-------- Records to process --------

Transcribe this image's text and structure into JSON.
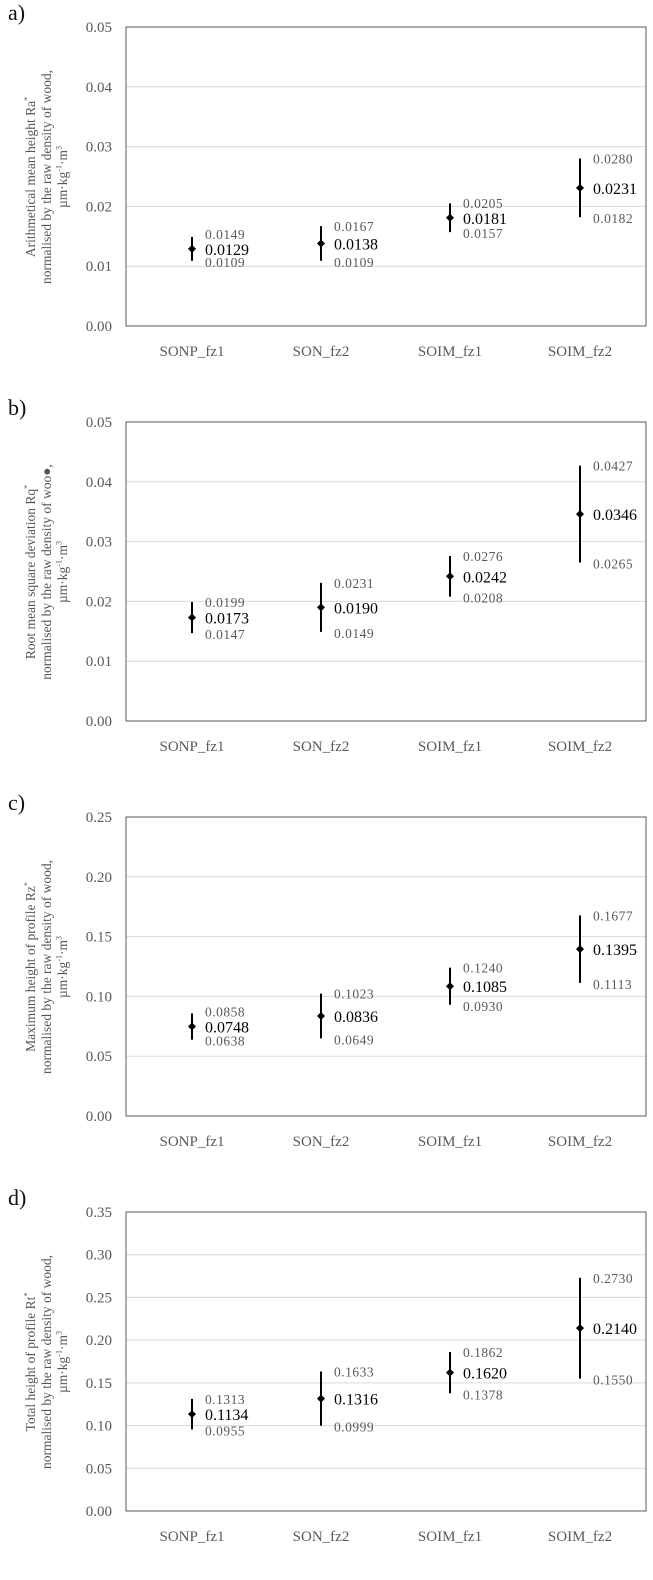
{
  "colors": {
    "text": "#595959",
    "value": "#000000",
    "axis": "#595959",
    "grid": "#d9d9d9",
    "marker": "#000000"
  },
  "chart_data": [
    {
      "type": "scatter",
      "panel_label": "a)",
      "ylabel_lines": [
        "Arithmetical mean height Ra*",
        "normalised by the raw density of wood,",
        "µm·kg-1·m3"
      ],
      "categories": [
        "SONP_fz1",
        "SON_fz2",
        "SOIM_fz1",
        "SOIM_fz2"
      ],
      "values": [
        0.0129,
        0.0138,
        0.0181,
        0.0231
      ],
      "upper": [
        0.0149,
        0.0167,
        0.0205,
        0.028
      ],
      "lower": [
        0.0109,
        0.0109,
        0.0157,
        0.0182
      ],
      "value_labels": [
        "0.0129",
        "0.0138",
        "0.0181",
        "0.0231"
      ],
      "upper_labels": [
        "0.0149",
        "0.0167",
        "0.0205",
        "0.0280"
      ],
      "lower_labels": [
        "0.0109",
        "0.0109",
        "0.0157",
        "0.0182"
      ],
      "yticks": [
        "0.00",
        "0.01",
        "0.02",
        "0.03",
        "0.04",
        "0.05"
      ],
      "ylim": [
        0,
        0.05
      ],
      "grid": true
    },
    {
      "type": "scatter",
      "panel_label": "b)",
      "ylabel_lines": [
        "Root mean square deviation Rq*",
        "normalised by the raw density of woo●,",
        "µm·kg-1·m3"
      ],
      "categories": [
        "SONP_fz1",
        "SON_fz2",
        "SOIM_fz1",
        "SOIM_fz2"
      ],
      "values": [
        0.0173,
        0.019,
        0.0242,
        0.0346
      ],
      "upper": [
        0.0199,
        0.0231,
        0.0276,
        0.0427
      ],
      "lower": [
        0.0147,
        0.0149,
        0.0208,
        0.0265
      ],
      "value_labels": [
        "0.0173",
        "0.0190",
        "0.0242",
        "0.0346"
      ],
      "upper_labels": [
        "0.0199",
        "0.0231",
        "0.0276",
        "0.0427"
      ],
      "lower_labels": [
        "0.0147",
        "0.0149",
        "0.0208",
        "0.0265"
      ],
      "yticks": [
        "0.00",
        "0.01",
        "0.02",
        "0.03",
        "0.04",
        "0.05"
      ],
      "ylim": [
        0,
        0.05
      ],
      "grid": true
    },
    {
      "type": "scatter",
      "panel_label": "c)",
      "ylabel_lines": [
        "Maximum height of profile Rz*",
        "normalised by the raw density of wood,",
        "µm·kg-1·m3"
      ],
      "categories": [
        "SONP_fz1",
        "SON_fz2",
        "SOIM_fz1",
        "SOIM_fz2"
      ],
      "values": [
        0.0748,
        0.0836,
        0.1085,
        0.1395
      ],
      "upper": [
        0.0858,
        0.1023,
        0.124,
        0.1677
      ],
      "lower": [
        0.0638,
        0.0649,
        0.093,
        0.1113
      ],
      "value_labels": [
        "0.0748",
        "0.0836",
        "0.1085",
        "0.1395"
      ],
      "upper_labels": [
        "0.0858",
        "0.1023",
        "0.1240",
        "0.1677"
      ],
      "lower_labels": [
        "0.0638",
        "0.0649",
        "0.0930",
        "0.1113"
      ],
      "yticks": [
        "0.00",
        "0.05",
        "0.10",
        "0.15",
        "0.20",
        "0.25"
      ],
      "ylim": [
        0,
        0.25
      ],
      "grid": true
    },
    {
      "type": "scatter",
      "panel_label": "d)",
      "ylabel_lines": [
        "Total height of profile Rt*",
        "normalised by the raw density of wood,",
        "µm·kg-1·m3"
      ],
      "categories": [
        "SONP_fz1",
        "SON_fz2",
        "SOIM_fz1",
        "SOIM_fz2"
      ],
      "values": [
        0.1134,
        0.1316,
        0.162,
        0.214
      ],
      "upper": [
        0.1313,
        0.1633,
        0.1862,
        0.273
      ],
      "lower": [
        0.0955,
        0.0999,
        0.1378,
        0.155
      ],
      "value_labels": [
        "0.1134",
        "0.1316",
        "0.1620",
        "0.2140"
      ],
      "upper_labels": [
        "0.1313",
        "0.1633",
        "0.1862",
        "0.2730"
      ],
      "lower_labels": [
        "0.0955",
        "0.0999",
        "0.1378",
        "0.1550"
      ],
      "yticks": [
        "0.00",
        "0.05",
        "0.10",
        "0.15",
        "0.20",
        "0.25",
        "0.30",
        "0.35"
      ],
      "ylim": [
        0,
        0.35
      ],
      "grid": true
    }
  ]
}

--------
-------- Records to process --------

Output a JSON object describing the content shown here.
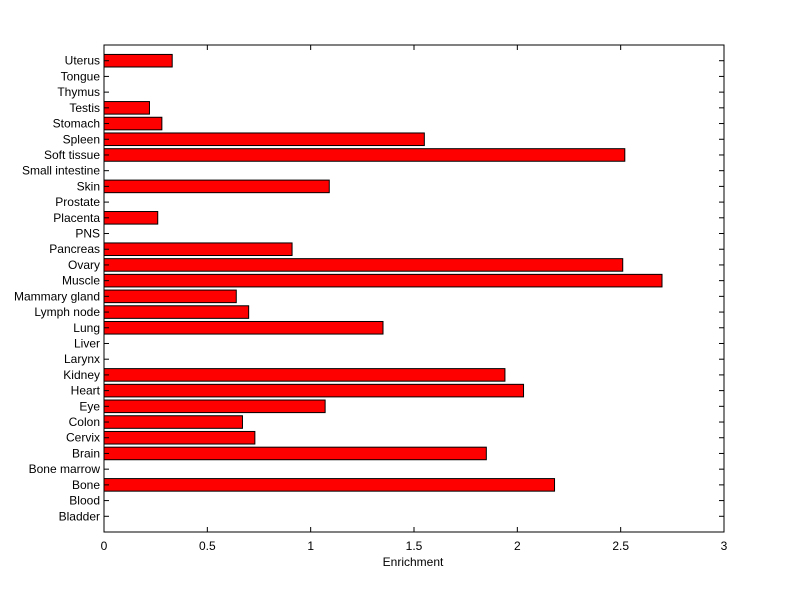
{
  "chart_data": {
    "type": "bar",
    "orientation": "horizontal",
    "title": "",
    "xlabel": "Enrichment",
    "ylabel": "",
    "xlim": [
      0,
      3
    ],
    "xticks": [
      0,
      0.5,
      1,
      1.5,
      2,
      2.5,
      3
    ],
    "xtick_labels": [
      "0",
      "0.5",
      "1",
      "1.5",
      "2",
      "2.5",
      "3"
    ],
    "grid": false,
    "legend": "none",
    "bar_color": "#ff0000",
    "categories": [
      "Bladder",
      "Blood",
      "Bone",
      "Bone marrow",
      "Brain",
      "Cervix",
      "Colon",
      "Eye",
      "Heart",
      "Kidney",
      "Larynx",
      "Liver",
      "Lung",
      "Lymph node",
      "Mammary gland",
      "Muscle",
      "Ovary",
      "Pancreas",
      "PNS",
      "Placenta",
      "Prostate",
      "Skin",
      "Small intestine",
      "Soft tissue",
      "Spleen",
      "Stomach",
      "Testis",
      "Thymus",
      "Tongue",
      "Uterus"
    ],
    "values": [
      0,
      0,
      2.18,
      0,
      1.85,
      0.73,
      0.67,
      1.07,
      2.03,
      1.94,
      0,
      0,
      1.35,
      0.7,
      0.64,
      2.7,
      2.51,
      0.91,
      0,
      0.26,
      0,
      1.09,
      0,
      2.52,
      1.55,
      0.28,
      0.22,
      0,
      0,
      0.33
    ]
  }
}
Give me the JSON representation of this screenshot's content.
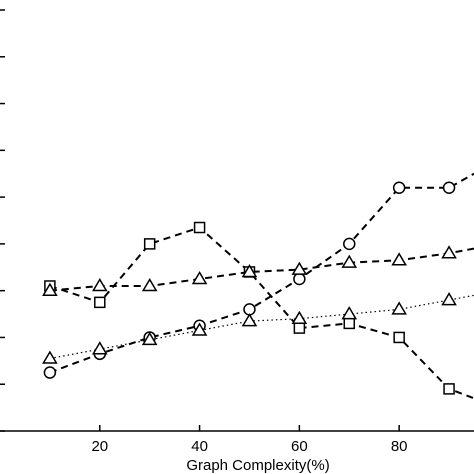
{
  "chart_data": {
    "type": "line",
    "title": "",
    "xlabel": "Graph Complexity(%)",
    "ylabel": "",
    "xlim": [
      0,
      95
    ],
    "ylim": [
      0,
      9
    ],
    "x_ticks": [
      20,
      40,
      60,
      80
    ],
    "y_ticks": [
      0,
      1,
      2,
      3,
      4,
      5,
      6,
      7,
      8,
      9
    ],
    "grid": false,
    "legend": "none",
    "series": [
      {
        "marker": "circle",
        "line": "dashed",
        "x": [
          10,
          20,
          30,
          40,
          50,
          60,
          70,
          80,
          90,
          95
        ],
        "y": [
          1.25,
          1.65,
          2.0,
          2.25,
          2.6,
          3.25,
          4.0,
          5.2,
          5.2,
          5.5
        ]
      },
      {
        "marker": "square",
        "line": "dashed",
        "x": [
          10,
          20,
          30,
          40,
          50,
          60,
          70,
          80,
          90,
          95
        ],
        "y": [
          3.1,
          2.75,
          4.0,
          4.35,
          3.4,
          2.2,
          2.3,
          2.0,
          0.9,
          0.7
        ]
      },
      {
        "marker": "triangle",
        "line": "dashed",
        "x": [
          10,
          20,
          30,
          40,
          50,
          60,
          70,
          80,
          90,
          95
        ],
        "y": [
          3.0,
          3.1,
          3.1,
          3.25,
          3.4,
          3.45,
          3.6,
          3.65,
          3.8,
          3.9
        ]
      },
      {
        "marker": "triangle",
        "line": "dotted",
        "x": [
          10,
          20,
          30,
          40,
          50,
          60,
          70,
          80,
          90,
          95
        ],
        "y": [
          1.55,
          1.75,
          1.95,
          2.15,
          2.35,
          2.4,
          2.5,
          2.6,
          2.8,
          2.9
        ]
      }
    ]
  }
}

--------
-------- Records to process --------

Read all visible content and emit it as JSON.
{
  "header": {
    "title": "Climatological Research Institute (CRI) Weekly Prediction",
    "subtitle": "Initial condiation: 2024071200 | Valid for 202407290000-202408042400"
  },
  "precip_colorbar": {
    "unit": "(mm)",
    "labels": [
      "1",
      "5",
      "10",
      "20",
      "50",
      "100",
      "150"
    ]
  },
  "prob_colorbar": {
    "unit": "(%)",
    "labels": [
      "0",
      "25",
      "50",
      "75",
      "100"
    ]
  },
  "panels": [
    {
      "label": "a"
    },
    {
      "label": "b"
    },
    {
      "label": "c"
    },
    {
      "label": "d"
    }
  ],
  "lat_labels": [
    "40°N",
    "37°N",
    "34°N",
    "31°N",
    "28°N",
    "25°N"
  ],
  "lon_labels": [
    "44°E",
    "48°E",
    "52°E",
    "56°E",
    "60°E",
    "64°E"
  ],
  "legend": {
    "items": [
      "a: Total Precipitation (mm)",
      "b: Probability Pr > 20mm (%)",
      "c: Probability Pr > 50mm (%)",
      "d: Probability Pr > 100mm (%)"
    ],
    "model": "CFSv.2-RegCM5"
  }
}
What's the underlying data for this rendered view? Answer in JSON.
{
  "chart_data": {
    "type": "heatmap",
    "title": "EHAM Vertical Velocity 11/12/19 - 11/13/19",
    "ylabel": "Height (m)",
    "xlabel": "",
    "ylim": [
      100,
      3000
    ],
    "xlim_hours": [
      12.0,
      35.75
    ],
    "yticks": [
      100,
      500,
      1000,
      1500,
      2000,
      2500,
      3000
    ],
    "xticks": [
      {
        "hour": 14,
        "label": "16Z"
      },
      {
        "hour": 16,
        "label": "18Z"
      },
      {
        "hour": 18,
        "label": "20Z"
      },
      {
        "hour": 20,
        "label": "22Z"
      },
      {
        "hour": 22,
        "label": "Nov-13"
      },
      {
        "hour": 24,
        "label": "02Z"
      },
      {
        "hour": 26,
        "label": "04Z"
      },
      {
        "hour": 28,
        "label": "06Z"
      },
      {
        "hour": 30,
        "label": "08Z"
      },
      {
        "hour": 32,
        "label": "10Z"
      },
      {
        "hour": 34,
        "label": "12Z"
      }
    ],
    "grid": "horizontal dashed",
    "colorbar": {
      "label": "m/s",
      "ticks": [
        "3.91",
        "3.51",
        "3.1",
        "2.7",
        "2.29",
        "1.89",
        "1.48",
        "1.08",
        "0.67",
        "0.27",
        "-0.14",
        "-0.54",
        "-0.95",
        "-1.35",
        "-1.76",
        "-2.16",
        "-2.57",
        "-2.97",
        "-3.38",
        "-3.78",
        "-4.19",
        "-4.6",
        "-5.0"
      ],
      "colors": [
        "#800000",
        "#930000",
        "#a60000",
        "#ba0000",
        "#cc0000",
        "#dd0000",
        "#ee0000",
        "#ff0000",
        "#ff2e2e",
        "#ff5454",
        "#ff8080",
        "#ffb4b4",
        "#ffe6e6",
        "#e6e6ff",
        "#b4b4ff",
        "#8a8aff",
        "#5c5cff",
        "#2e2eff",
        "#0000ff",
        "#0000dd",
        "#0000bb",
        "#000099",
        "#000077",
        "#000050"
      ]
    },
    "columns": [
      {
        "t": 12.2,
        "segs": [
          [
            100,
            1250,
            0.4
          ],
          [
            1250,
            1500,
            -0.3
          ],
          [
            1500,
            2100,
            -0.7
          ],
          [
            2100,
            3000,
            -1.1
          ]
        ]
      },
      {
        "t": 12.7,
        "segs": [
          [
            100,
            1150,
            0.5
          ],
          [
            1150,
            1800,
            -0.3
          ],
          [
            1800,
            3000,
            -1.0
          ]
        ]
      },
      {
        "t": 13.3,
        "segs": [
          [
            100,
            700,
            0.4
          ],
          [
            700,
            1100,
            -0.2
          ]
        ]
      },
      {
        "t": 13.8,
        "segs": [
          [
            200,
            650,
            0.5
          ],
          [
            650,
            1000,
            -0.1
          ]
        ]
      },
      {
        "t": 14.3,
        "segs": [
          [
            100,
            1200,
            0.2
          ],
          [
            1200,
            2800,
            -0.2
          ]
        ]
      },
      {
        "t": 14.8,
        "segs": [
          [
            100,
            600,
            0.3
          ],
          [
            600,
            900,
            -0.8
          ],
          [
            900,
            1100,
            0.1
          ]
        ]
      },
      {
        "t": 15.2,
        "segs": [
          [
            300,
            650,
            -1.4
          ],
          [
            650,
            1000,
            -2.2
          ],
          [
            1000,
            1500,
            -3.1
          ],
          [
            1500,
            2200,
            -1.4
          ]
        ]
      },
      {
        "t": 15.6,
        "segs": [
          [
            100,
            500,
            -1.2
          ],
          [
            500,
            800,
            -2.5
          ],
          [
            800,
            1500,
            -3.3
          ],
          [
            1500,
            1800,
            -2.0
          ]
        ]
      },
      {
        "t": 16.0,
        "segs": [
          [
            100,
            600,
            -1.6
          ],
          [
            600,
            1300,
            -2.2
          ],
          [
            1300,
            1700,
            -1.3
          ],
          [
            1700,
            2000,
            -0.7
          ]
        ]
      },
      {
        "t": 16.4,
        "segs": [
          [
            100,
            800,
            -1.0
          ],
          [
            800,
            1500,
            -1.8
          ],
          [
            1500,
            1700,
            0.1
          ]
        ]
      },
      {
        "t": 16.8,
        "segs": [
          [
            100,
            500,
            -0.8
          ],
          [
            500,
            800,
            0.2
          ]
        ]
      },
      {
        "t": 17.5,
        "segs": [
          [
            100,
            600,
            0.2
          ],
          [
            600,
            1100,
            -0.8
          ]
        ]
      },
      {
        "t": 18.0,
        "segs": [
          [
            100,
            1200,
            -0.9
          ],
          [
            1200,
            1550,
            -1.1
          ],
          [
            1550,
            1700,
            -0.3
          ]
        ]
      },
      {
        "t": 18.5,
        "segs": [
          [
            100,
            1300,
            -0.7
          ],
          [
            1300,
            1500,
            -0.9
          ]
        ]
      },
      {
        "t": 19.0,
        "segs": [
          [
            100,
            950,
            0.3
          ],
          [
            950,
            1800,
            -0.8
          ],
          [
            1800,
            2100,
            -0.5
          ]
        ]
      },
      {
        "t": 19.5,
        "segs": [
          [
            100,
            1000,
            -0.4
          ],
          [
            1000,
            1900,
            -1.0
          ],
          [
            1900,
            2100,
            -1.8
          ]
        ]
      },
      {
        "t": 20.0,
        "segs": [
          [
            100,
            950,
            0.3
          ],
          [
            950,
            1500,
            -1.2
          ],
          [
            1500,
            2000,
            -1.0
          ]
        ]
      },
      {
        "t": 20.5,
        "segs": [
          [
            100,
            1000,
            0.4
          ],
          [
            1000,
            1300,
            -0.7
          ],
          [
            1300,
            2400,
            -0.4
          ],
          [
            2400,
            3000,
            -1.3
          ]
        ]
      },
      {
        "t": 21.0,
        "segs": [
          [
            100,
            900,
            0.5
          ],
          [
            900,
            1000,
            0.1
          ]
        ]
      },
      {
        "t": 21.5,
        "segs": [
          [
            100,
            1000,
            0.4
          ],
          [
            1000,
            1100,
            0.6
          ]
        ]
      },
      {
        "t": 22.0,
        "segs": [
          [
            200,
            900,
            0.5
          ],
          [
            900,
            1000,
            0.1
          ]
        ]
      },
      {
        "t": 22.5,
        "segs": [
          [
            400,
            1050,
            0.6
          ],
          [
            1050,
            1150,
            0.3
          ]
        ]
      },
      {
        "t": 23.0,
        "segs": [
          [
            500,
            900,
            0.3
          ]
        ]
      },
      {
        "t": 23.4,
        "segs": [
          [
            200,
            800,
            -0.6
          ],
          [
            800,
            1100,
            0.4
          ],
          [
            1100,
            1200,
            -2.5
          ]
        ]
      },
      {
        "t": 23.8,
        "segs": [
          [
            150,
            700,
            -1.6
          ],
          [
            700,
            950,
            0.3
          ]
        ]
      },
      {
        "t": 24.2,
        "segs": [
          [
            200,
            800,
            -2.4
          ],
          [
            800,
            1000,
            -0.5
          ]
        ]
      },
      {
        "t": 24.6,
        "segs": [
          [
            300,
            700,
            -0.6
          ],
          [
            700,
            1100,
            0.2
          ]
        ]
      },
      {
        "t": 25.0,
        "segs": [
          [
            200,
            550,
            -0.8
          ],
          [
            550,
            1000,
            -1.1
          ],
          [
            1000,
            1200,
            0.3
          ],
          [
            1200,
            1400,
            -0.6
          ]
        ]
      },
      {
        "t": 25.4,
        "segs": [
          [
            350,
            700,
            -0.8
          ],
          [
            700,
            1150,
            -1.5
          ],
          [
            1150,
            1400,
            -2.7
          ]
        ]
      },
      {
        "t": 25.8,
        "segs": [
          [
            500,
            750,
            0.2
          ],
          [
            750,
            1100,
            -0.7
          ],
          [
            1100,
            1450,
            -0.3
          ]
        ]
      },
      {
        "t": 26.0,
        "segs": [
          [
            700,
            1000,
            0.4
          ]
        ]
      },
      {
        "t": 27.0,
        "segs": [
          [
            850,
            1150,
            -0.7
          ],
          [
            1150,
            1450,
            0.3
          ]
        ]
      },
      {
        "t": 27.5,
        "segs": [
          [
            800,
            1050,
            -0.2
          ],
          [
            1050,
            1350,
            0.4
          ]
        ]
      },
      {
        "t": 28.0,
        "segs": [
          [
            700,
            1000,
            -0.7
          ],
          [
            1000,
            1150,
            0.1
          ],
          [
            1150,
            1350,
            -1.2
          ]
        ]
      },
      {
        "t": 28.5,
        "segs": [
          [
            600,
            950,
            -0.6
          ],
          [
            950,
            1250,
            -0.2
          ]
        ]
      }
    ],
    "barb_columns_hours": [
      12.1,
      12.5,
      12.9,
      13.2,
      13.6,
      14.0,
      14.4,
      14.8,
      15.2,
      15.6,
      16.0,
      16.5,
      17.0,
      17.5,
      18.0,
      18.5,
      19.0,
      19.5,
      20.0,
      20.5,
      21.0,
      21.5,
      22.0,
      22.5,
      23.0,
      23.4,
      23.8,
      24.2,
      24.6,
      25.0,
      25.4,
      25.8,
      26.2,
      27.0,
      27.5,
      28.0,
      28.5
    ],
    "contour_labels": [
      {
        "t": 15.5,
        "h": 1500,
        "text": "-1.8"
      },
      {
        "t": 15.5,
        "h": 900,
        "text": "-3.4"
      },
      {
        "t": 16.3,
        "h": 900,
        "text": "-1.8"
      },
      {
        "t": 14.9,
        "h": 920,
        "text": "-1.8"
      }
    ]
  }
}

--------

Description of the task
Identify and list each line with the word "Total".

The solution
        "Total height of profile Rt*",
      "a: Total Precipitation (mm)",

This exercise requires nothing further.